* **Stated exercise**: Continue the news story below about the Saturday night windstorm threatening Western Washington, starting right after its last sentence.

* **Excerpted text**:

Computer forecast model projection showing a very strong low pressure center approaching the coast of Washington on Oct. 15, 2016.

** This story is focusing on Saturday's storm. For the latest on the Thursday night/Friday morning wind storm, check this link: First of pair of strong windstorms poised to strike tonight **

SEATTLE -- It's not often a storm potentially bringing 45-55 mph winds in the region like the one coming in Thursday night gets sent to second-fiddle status, but there is an even more dangerous storm lurking in the Pacific Ocean for Saturday night.

It's a storm that could bring 60-70 mph winds across much of Western Washington, including the Seattle Metro area, putting it on par with the strongest storm to hit the region since the Hanukah Eve storm in 2006.

Our upcoming storm, the remnants of Typhoon Songda, has been getting a lot of attention all week. But forecasters have been fretting with varying computer model projections that had a wide range of strengths and landfall positions; each would present different wind speed and durations.

But Thursday morning, it all came together, with the main models coalescing into a prediction that is a worst-case scenario for Western Washington: A very deep area of low pressure that tracks across the north coast into southern British Columbia.

MORE | Western Washington severe weather survival guide

High Wind Watches have already been posted across the entire region for the storm now, coming on the heels of the strong-but-not-this-strong storm coming in Thursday night and Friday morning.

Damaging winds are expected on the coast first with gusts to 70 mph on the south coast Saturday afternoon, increasing to 80 mph by Saturday evening. Winds will spread north up the coast, reaching gusts of 70-75 mph along the central coast and 60 mph on the north coast.

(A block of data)
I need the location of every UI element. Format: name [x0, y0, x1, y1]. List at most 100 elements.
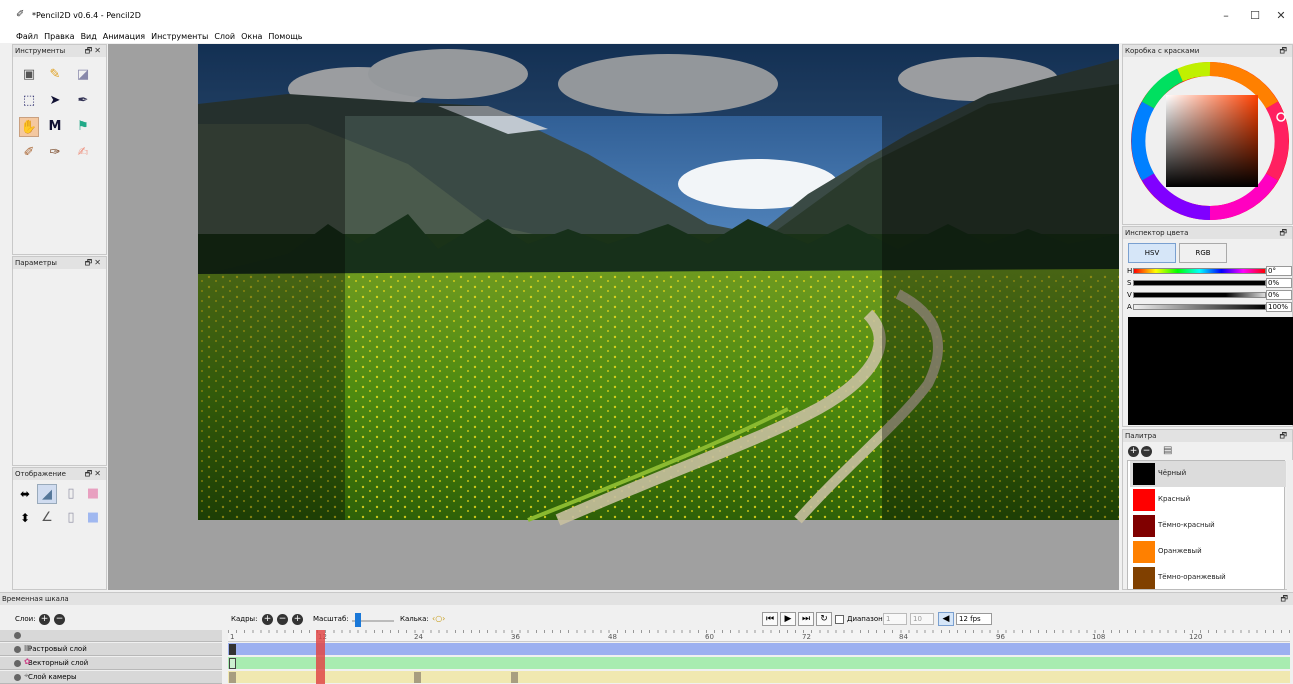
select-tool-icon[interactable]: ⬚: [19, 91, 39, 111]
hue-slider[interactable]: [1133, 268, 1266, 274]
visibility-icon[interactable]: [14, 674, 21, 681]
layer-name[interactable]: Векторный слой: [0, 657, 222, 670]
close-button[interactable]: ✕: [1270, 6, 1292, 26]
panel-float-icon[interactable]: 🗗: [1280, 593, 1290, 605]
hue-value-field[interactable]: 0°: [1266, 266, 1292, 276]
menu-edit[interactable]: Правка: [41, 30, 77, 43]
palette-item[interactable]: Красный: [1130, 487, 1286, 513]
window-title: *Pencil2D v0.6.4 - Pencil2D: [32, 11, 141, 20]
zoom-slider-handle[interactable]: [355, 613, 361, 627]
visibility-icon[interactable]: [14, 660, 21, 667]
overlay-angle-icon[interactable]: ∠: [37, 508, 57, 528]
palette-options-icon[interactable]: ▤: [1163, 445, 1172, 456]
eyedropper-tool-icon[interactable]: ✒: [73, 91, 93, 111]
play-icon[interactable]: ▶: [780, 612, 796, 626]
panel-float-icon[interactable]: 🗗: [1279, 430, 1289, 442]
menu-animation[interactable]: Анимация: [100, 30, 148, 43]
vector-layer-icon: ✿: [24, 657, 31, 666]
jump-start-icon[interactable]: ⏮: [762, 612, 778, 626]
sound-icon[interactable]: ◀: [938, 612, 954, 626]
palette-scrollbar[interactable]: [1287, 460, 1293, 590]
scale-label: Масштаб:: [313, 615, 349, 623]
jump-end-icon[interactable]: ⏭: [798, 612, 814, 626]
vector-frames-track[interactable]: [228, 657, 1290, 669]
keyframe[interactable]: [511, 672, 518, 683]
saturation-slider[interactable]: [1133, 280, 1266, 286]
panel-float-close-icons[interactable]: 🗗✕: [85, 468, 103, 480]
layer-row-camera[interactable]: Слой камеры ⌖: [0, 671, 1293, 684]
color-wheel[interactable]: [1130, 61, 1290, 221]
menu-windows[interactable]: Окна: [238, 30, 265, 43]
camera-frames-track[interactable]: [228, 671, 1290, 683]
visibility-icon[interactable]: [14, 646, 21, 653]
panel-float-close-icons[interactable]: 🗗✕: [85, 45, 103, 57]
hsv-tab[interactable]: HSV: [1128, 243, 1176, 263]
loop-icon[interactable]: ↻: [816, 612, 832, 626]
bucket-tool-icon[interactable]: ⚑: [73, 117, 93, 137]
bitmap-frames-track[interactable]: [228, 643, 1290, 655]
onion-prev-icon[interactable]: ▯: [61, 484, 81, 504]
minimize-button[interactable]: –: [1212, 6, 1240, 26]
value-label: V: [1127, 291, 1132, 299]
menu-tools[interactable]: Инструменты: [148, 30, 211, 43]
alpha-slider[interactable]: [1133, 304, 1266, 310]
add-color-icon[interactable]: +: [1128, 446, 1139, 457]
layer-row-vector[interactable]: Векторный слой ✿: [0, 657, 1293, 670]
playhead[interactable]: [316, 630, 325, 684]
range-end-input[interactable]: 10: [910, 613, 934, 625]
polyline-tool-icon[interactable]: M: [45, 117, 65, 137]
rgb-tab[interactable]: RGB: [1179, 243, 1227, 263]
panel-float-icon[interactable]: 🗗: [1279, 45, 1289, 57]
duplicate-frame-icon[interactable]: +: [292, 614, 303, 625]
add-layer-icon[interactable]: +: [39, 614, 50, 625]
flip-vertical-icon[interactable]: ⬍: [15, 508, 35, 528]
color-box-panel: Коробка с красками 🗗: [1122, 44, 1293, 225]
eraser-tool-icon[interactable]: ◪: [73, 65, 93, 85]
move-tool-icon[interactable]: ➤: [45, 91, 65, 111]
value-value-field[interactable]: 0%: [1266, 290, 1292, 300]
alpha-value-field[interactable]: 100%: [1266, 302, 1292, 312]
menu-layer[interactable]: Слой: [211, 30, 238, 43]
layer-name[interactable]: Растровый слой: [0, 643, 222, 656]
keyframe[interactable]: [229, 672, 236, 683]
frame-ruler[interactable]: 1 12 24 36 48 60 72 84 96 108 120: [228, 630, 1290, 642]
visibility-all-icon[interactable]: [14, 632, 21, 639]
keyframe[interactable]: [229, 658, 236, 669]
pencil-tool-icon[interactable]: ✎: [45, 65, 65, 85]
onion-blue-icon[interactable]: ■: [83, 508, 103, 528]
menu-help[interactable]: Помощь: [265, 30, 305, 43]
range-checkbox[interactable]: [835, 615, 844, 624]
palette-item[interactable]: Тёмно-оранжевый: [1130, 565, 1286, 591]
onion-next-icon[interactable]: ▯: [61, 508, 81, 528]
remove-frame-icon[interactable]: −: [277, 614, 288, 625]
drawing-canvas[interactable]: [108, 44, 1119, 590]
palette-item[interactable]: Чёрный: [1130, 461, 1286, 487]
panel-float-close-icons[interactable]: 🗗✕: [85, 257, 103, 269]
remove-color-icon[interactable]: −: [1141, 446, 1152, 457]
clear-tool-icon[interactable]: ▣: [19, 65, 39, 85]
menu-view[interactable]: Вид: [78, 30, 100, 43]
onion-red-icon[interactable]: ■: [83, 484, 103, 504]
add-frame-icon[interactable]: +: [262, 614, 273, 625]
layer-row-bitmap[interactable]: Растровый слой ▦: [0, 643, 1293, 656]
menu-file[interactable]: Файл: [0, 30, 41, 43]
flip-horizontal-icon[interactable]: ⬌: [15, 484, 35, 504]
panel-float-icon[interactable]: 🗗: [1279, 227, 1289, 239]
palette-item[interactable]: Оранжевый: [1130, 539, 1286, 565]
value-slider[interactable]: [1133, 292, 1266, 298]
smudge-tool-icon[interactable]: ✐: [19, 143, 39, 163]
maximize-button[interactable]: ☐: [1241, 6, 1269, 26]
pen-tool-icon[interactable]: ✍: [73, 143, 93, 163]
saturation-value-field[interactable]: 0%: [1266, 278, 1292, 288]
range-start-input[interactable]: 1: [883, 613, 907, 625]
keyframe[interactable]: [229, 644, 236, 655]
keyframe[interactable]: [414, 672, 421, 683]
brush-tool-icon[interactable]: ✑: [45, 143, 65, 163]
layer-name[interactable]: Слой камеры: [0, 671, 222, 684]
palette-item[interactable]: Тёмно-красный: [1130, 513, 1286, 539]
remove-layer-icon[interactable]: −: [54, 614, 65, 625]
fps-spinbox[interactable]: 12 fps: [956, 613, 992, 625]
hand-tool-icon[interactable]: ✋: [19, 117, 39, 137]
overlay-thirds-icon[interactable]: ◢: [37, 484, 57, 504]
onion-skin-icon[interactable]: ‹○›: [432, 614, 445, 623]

* **Exercise result**:
East-southeast wind will spread into the Northwest Interior (Marysville north to Canadian border, and the San Juan, Whidbey and Camano islands) by around 9-10 p.m. as the storm center moves north into the Strait of Juan de Fuca. Winds here will gust as high as 70 mph -- there will be a period of somewhat rare east winds here as the powerful low tracks due west of there that will eventually shift to from the south after midnight.

That's because once we get past midnight into early Sunday morning, the low center will move directly north of the area into the Vancouver, B.C. region and extremely strong southerly winds will race up the I-5 and entire Puget Sound corridor. That will slam all areas from Olympia through Seattle and north to to the border with sustained winds of 25-45 mph, gusting to 60-70 mph winds into the predawn hours Sunday. National Weather Service forecasters have predicted peak gusts around 60 mph in the greater Olympia, Tacoma, Kitsap Peninsula and Eastside metro areas (Bellevue, Kirkland etc...), gusts to 65 mph in the greater Seattle Metro area, and perhaps gusts to 70 mph in the Everett/South Snohomish County areas. Gusts to 70 mph would continue in the areas north of Snohomish County.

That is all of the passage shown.